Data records
◇ ◇ ◇ ◇ ◇ ◇ ◇
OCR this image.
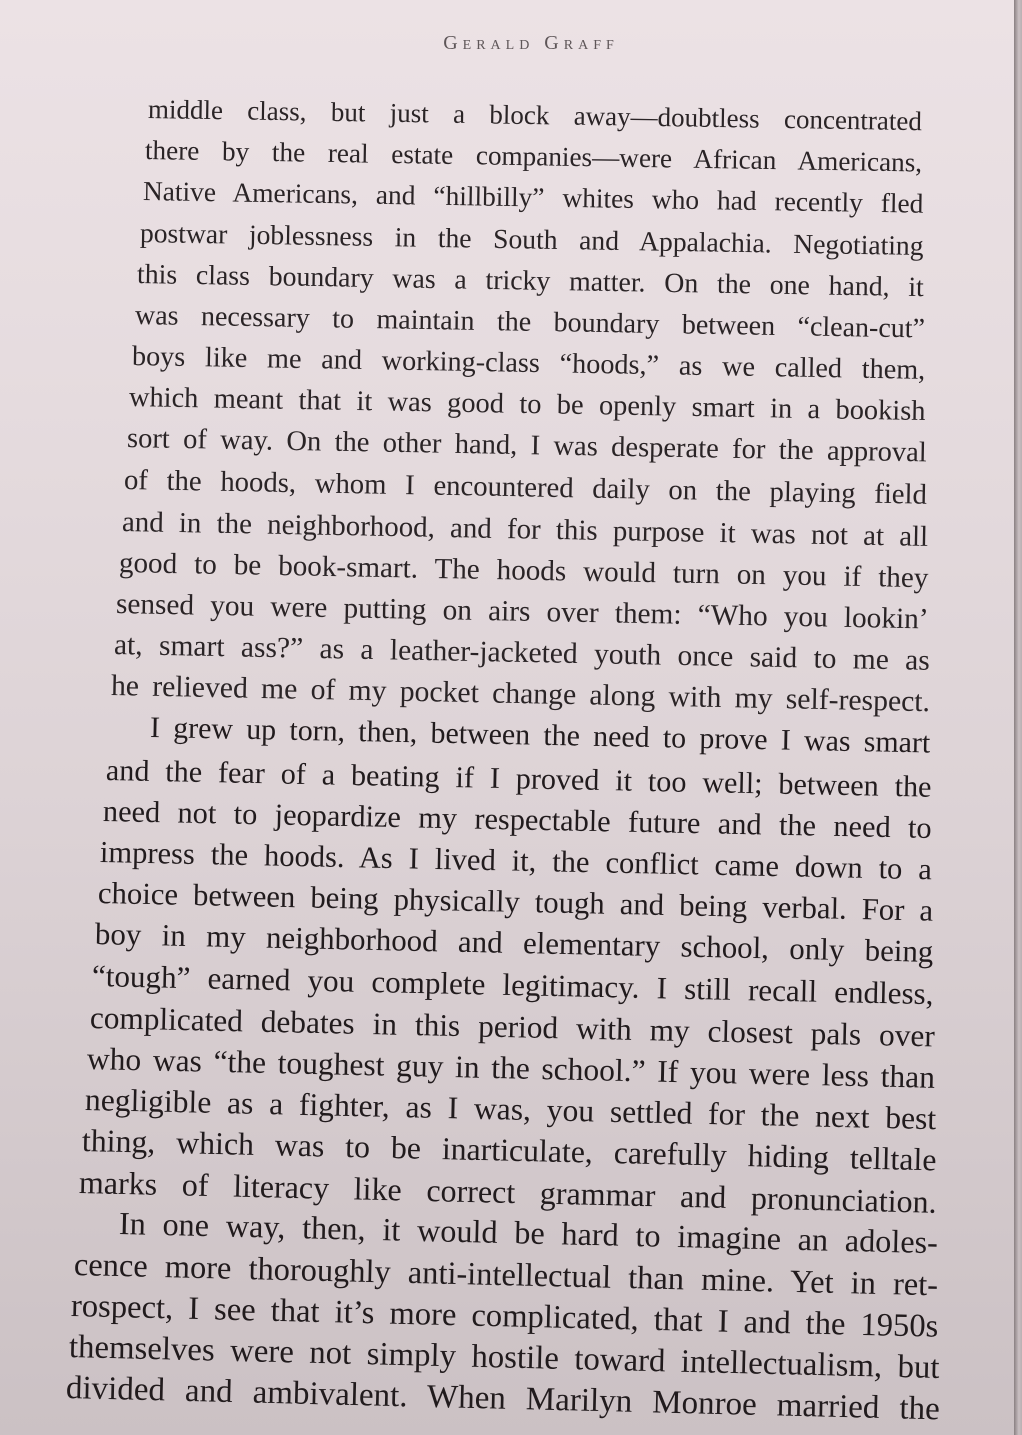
Gerald Graff

middle class, but just a block away—doubtless concentrated

there by the real estate companies—were African Americans,

Native Americans, and “hillbilly” whites who had recently fled

postwar joblessness in the South and Appalachia. Negotiating

this class boundary was a tricky matter. On the one hand, it

was necessary to maintain the boundary between “clean-cut”

boys like me and working-class “hoods,” as we called them,

which meant that it was good to be openly smart in a bookish

sort of way. On the other hand, I was desperate for the approval

of the hoods, whom I encountered daily on the playing field

and in the neighborhood, and for this purpose it was not at all

good to be book-smart. The hoods would turn on you if they

sensed you were putting on airs over them: “Who you lookin’

at, smart ass?” as a leather-jacketed youth once said to me as

he relieved me of my pocket change along with my self-respect.

I grew up torn, then, between the need to prove I was smart

and the fear of a beating if I proved it too well; between the

need not to jeopardize my respectable future and the need to

impress the hoods. As I lived it, the conflict came down to a

choice between being physically tough and being verbal. For a

boy in my neighborhood and elementary school, only being

“tough” earned you complete legitimacy. I still recall endless,

complicated debates in this period with my closest pals over

who was “the toughest guy in the school.” If you were less than

negligible as a fighter, as I was, you settled for the next best

thing, which was to be inarticulate, carefully hiding telltale

marks of literacy like correct grammar and pronunciation.

In one way, then, it would be hard to imagine an adoles-

cence more thoroughly anti-intellectual than mine. Yet in ret-

rospect, I see that it’s more complicated, that I and the 1950s

themselves were not simply hostile toward intellectualism, but

divided and ambivalent. When Marilyn Monroe married the
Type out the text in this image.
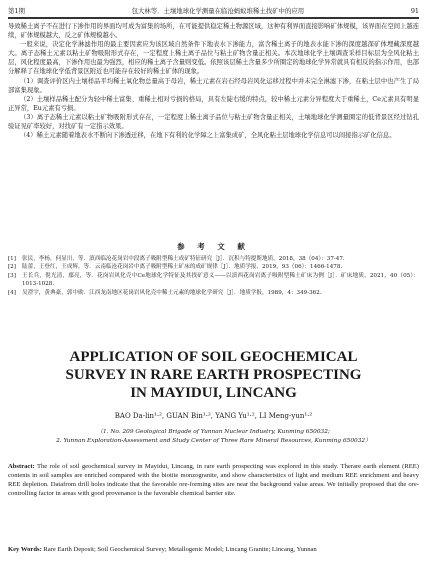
第1期	包大林等．土壤地球化学测量在临沧蚂蚁堆稀土找矿中的应用	91

导致稀土离子不在进行下渗作用的界面均可成为富集的场所，在可能提供稳定稀土物源区域，这种有利界面直接影响矿体规模，该界面在空间上越连续，矿体规模越大，反之矿体规模越小。

一般来说，决定化学淋滤作用的最主要因素应为该区域自然条件下地表水下渗能力，富含稀土离子的地表水能下渗的深度越深矿体埋藏深度越大。离子态稀土元素以粘土矿物吸附形式存在，一定程度上稀土离子品位与粘土矿物含量正相关。本次地球化学土壤调查采样目标层为全风化粘土层，风化程度最高，下渗作用也最为强烈，相应的稀土离子含量则变低。依照该层稀土含量多少所圈定的地球化学异常就具有相反的指示作用，也部分解释了在地球化学低背景区附近也可能存在较好的稀土矿体的现象。

（1）调查评价区内土壤样品平均稀土氧化物总量高于母岩，稀土元素在岩石经母岩风化运移过程中并未完全淋滤下渗，在粘土层中也产生了局部富集现象。

（2）土壤样品稀土配分为轻中稀土富集、重稀土相对亏损的格局，具有左陡右缓的特点，较中稀土元素分异程度大于重稀土，Ce元素具有明显正异常，Eu元素有亏损。

（3）离子态稀土元素以粘土矿物吸附形式存在，一定程度上稀土离子品位与粘土矿物含量正相关，土壤地球化学测量圈定的低背景区经过钻孔验证见矿率较好，对找矿有一定指示效果。

（4）稀土元素随着地表水不断向下渗透迁移，在地下有利的化学障之上富集成矿，全风化粘土层地球化学信息可以间接指示矿化信息。

参 考 文 献
[1]	张民，李杨，何显川，等．滇西临沧花岗岩中段离子吸附型稀土成矿特征研究［J］．沉积与特提斯地质，2018，38（04）：37-47.
[2]	陆蕾，王登红，王成辉，等．云南临沧花岗岩中离子吸附型稀土矿床的成矿规律［J］．地质学报，2019，93（06）：1466-1478.
[3]	王长兵，倪光清，鄢亮，等．花岗岩风化壳中Ce地球化学特征及其找矿意义——以滇西花岗岩离子吸附型稀土矿床为例［J］．矿床地质，2021，40（05）：1013-1028.
[4]	吴澄宇，黄典豪，郭中勋．江西龙南地区花岗岩风化壳中稀土元素的地球化学研究［J］．地质学报，1989，4：349-362.
APPLICATION OF SOIL GEOCHEMICAL
SURVEY IN RARE EARTH PROSPECTING
IN MAYIDUI, LINCANG
BAO Da-lin¹·², GUAN Bin¹·², YANG Yu¹·², LI Meng-yun¹·²
（1. No. 209 Geological Brigade of Yunnan Nuclear Industry, Kunming 650032;
2. Yunnan Exploration-Assessment and Study Center of Three Rare Mineral Resources, Kunming 650032）
Abstract: The role of soil geochemical survey in Mayidui, Lincang, in rare earth prospecting was explored in this study. Therare earth element (REE) contents in soil samples are enriched compared with the biotite monzogranite, and show characteristics of light and medium REE enrichment and heavy REE depletion. Datafrom drill holes indicate that the favorable ore-forming sites are near the background value areas. We initially proposed that the ore-controlling factor in areas with good provenance is the favorable chemical barrier site.
Key Words: Rare Earth Deposit; Soil Geochemical Survey; Metallogenic Model; Lincang Granite; Lincang, Yunnan
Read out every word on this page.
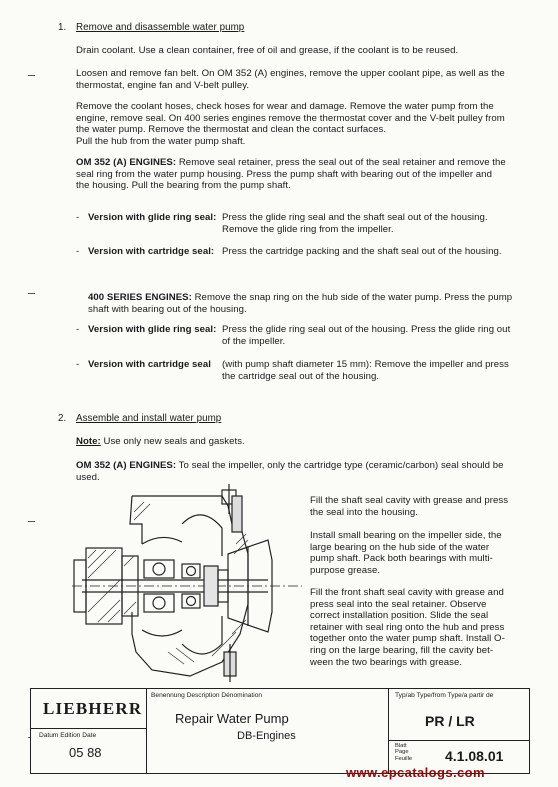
1. Remove and disassemble water pump
Drain coolant. Use a clean container, free of oil and grease, if the coolant is to be reused.
Loosen and remove fan belt. On OM 352 (A) engines, remove the upper coolant pipe, as well as the
thermostat, engine fan and V-belt pulley.
Remove the coolant hoses, check hoses for wear and damage. Remove the water pump from the
engine, remove seal. On 400 series engines remove the thermostat cover and the V-belt pulley from
the water pump. Remove the thermostat and clean the contact surfaces.
Pull the hub from the water pump shaft.
OM 352 (A) ENGINES: Remove seal retainer, press the seal out of the seal retainer and remove the
seal ring from the water pump housing. Press the pump shaft with bearing out of the impeller and
the housing. Pull the bearing from the pump shaft.
- Version with glide ring seal: Press the glide ring seal and the shaft seal out of the housing.
Remove the glide ring from the impeller.
- Version with cartridge seal: Press the cartridge packing and the shaft seal out of the housing.
400 SERIES ENGINES: Remove the snap ring on the hub side of the water pump. Press the pump
shaft with bearing out of the housing.
- Version with glide ring seal: Press the glide ring seal out of the housing. Press the glide ring out
of the impeller.
- Version with cartridge seal (with pump shaft diameter 15 mm): Remove the impeller and press
the cartridge seal out of the housing.
2. Assemble and install water pump
Note: Use only new seals and gaskets.
OM 352 (A) ENGINES: To seal the impeller, only the cartridge type (ceramic/carbon) seal should be
used.
Fill the shaft seal cavity with grease and press
the seal into the housing.
Install small bearing on the impeller side, the
large bearing on the hub side of the water
pump shaft. Pack both bearings with multi-
purpose grease.
Fill the front shaft seal cavity with grease and
press seal into the seal retainer. Observe
correct installation position. Slide the seal
retainer with seal ring onto the hub and press
together onto the water pump shaft. Install O-
ring on the large bearing, fill the cavity bet-
ween the two bearings with grease.
LIEBHERR
Datum Edition Date
05 88
Benennung Description Dénomination
Repair Water Pump
DB-Engines
Typ/ab Type/from Type/a partir de
PR / LR
Blatt
Page
Feuille 4.1.08.01
www.epcatalogs.com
◇ ◇ ◇ ◇ ◇ ◇ ◇
Omit every picture, then reproduce the rest of the listing exactly.

OCR this image.
Gerald Graff

middle class, but just a block away—doubtless concentrated

there by the real estate companies—were African Americans,

Native Americans, and “hillbilly” whites who had recently fled

postwar joblessness in the South and Appalachia. Negotiating

this class boundary was a tricky matter. On the one hand, it

was necessary to maintain the boundary between “clean-cut”

boys like me and working-class “hoods,” as we called them,

which meant that it was good to be openly smart in a bookish

sort of way. On the other hand, I was desperate for the approval

of the hoods, whom I encountered daily on the playing field

and in the neighborhood, and for this purpose it was not at all

good to be book-smart. The hoods would turn on you if they

sensed you were putting on airs over them: “Who you lookin’

at, smart ass?” as a leather-jacketed youth once said to me as

he relieved me of my pocket change along with my self-respect.

I grew up torn, then, between the need to prove I was smart

and the fear of a beating if I proved it too well; between the

need not to jeopardize my respectable future and the need to

impress the hoods. As I lived it, the conflict came down to a

choice between being physically tough and being verbal. For a

boy in my neighborhood and elementary school, only being

“tough” earned you complete legitimacy. I still recall endless,

complicated debates in this period with my closest pals over

who was “the toughest guy in the school.” If you were less than

negligible as a fighter, as I was, you settled for the next best

thing, which was to be inarticulate, carefully hiding telltale

marks of literacy like correct grammar and pronunciation.

In one way, then, it would be hard to imagine an adoles-

cence more thoroughly anti-intellectual than mine. Yet in ret-

rospect, I see that it’s more complicated, that I and the 1950s

themselves were not simply hostile toward intellectualism, but

divided and ambivalent. When Marilyn Monroe married the
Type out the text in this image.
第1期	包大林等．土壤地球化学测量在临沧蚂蚁堆稀土找矿中的应用	91

导致稀土离子不在进行下渗作用的界面均可成为富集的场所，在可能提供稳定稀土物源区域，这种有利界面直接影响矿体规模，该界面在空间上越连续，矿体规模越大，反之矿体规模越小。

一般来说，决定化学淋滤作用的最主要因素应为该区域自然条件下地表水下渗能力，富含稀土离子的地表水能下渗的深度越深矿体埋藏深度越大。离子态稀土元素以粘土矿物吸附形式存在，一定程度上稀土离子品位与粘土矿物含量正相关。本次地球化学土壤调查采样目标层为全风化粘土层，风化程度最高，下渗作用也最为强烈，相应的稀土离子含量则变低。依照该层稀土含量多少所圈定的地球化学异常就具有相反的指示作用，也部分解释了在地球化学低背景区附近也可能存在较好的稀土矿体的现象。

（1）调查评价区内土壤样品平均稀土氧化物总量高于母岩，稀土元素在岩石经母岩风化运移过程中并未完全淋滤下渗，在粘土层中也产生了局部富集现象。

（2）土壤样品稀土配分为轻中稀土富集、重稀土相对亏损的格局，具有左陡右缓的特点，较中稀土元素分异程度大于重稀土，Ce元素具有明显正异常，Eu元素有亏损。

（3）离子态稀土元素以粘土矿物吸附形式存在，一定程度上稀土离子品位与粘土矿物含量正相关，土壤地球化学测量圈定的低背景区经过钻孔验证见矿率较好，对找矿有一定指示效果。

（4）稀土元素随着地表水不断向下渗透迁移，在地下有利的化学障之上富集成矿，全风化粘土层地球化学信息可以间接指示矿化信息。

参 考 文 献
[1]	张民，李杨，何显川，等．滇西临沧花岗岩中段离子吸附型稀土成矿特征研究［J］．沉积与特提斯地质，2018，38（04）：37-47.
[2]	陆蕾，王登红，王成辉，等．云南临沧花岗岩中离子吸附型稀土矿床的成矿规律［J］．地质学报，2019，93（06）：1466-1478.
[3]	王长兵，倪光清，鄢亮，等．花岗岩风化壳中Ce地球化学特征及其找矿意义——以滇西花岗岩离子吸附型稀土矿床为例［J］．矿床地质，2021，40（05）：1013-1028.
[4]	吴澄宇，黄典豪，郭中勋．江西龙南地区花岗岩风化壳中稀土元素的地球化学研究［J］．地质学报，1989，4：349-362.
APPLICATION OF SOIL GEOCHEMICAL
SURVEY IN RARE EARTH PROSPECTING
IN MAYIDUI, LINCANG
BAO Da-lin¹·², GUAN Bin¹·², YANG Yu¹·², LI Meng-yun¹·²
（1. No. 209 Geological Brigade of Yunnan Nuclear Industry, Kunming 650032;
2. Yunnan Exploration-Assessment and Study Center of Three Rare Mineral Resources, Kunming 650032）
Abstract: The role of soil geochemical survey in Mayidui, Lincang, in rare earth prospecting was explored in this study. Therare earth element (REE) contents in soil samples are enriched compared with the biotite monzogranite, and show characteristics of light and medium REE enrichment and heavy REE depletion. Datafrom drill holes indicate that the favorable ore-forming sites are near the background value areas. We initially proposed that the ore-controlling factor in areas with good provenance is the favorable chemical barrier site.
Key Words: Rare Earth Deposit; Soil Geochemical Survey; Metallogenic Model; Lincang Granite; Lincang, Yunnan
Read out every word on this page.
1. Remove and disassemble water pump
Drain coolant. Use a clean container, free of oil and grease, if the coolant is to be reused.
Loosen and remove fan belt. On OM 352 (A) engines, remove the upper coolant pipe, as well as the
thermostat, engine fan and V-belt pulley.
Remove the coolant hoses, check hoses for wear and damage. Remove the water pump from the
engine, remove seal. On 400 series engines remove the thermostat cover and the V-belt pulley from
the water pump. Remove the thermostat and clean the contact surfaces.
Pull the hub from the water pump shaft.
OM 352 (A) ENGINES: Remove seal retainer, press the seal out of the seal retainer and remove the
seal ring from the water pump housing. Press the pump shaft with bearing out of the impeller and
the housing. Pull the bearing from the pump shaft.
- Version with glide ring seal: Press the glide ring seal and the shaft seal out of the housing.
Remove the glide ring from the impeller.
- Version with cartridge seal: Press the cartridge packing and the shaft seal out of the housing.
400 SERIES ENGINES: Remove the snap ring on the hub side of the water pump. Press the pump
shaft with bearing out of the housing.
- Version with glide ring seal: Press the glide ring seal out of the housing. Press the glide ring out
of the impeller.
- Version with cartridge seal (with pump shaft diameter 15 mm): Remove the impeller and press
the cartridge seal out of the housing.
2. Assemble and install water pump
Note: Use only new seals and gaskets.
OM 352 (A) ENGINES: To seal the impeller, only the cartridge type (ceramic/carbon) seal should be
used.
Fill the shaft seal cavity with grease and press
the seal into the housing.
Install small bearing on the impeller side, the
large bearing on the hub side of the water
pump shaft. Pack both bearings with multi-
purpose grease.
Fill the front shaft seal cavity with grease and
press seal into the seal retainer. Observe
correct installation position. Slide the seal
retainer with seal ring onto the hub and press
together onto the water pump shaft. Install O-
ring on the large bearing, fill the cavity bet-
ween the two bearings with grease.
LIEBHERR
Datum Edition Date
05 88
Benennung Description Dénomination
Repair Water Pump
DB-Engines
Typ/ab Type/from Type/a partir de
PR / LR
Blatt
Page
Feuille 4.1.08.01
www.epcatalogs.com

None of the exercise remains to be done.